_Objective_
Search the material below for the string "источников" and list each line that holds it.

(Collection entries)
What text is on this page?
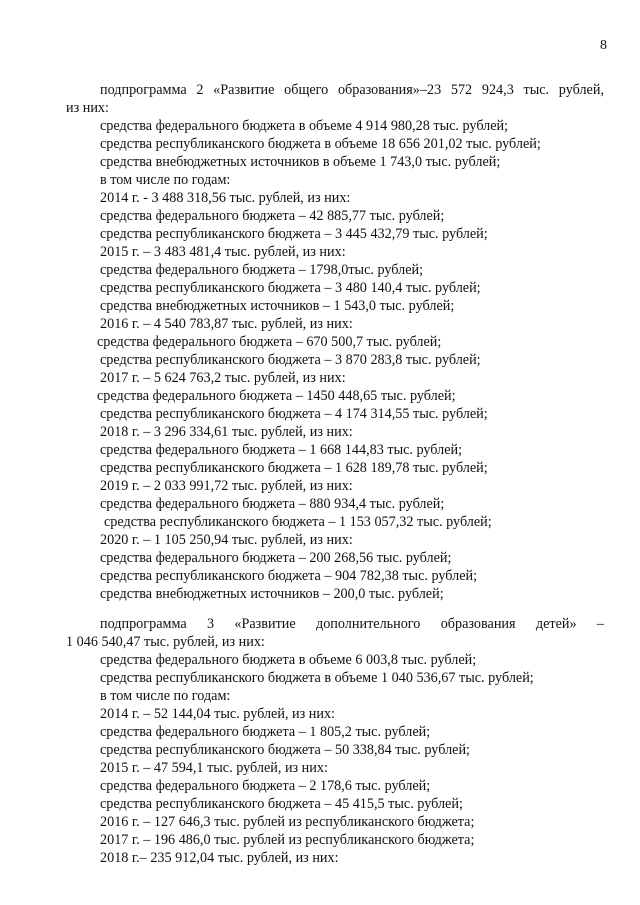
8
подпрограмма 2 «Развитие общего образования»–23 572 924,3 тыс. рублей,
из них:
средства федерального бюджета в объеме 4 914 980,28 тыс. рублей;
средства республиканского бюджета в объеме 18 656 201,02 тыс. рублей;
средства внебюджетных источников в объеме 1 743,0 тыс. рублей;
в том числе по годам:
2014 г. - 3 488 318,56 тыс. рублей, из них:
средства федерального бюджета – 42 885,77 тыс. рублей;
средства республиканского бюджета – 3 445 432,79 тыс. рублей;
2015 г. – 3 483 481,4 тыс. рублей, из них:
средства федерального бюджета – 1798,0тыс. рублей;
средства республиканского бюджета – 3 480 140,4 тыс. рублей;
средства внебюджетных источников – 1 543,0 тыс. рублей;
2016 г. – 4 540 783,87 тыс. рублей, из них:
средства федерального бюджета – 670 500,7 тыс. рублей;
средства республиканского бюджета – 3 870 283,8 тыс. рублей;
2017 г. – 5 624 763,2 тыс. рублей, из них:
средства федерального бюджета – 1450 448,65 тыс. рублей;
средства республиканского бюджета – 4 174 314,55 тыс. рублей;
2018 г. – 3 296 334,61 тыс. рублей, из них:
средства федерального бюджета – 1 668 144,83 тыс. рублей;
средства республиканского бюджета – 1 628 189,78 тыс. рублей;
2019 г. – 2 033 991,72 тыс. рублей, из них:
средства федерального бюджета – 880 934,4 тыс. рублей;
средства республиканского бюджета – 1 153 057,32 тыс. рублей;
2020 г. – 1 105 250,94 тыс. рублей, из них:
средства федерального бюджета – 200 268,56 тыс. рублей;
средства республиканского бюджета – 904 782,38 тыс. рублей;
средства внебюджетных источников – 200,0 тыс. рублей;
подпрограмма 3 «Развитие дополнительного образования детей» –
1 046 540,47 тыс. рублей, из них:
средства федерального бюджета в объеме 6 003,8 тыс. рублей;
средства республиканского бюджета в объеме 1 040 536,67 тыс. рублей;
в том числе по годам:
2014 г. – 52 144,04 тыс. рублей, из них:
средства федерального бюджета – 1 805,2 тыс. рублей;
средства республиканского бюджета – 50 338,84 тыс. рублей;
2015 г. – 47 594,1 тыс. рублей, из них:
средства федерального бюджета – 2 178,6 тыс. рублей;
средства республиканского бюджета – 45 415,5 тыс. рублей;
2016 г. – 127 646,3 тыс. рублей из республиканского бюджета;
2017 г. – 196 486,0 тыс. рублей из республиканского бюджета;
2018 г.– 235 912,04 тыс. рублей, из них:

_Result of this exercise_
средства внебюджетных источников в объеме 1 743,0 тыс. рублей;
средства внебюджетных источников – 1 543,0 тыс. рублей;
средства внебюджетных источников – 200,0 тыс. рублей;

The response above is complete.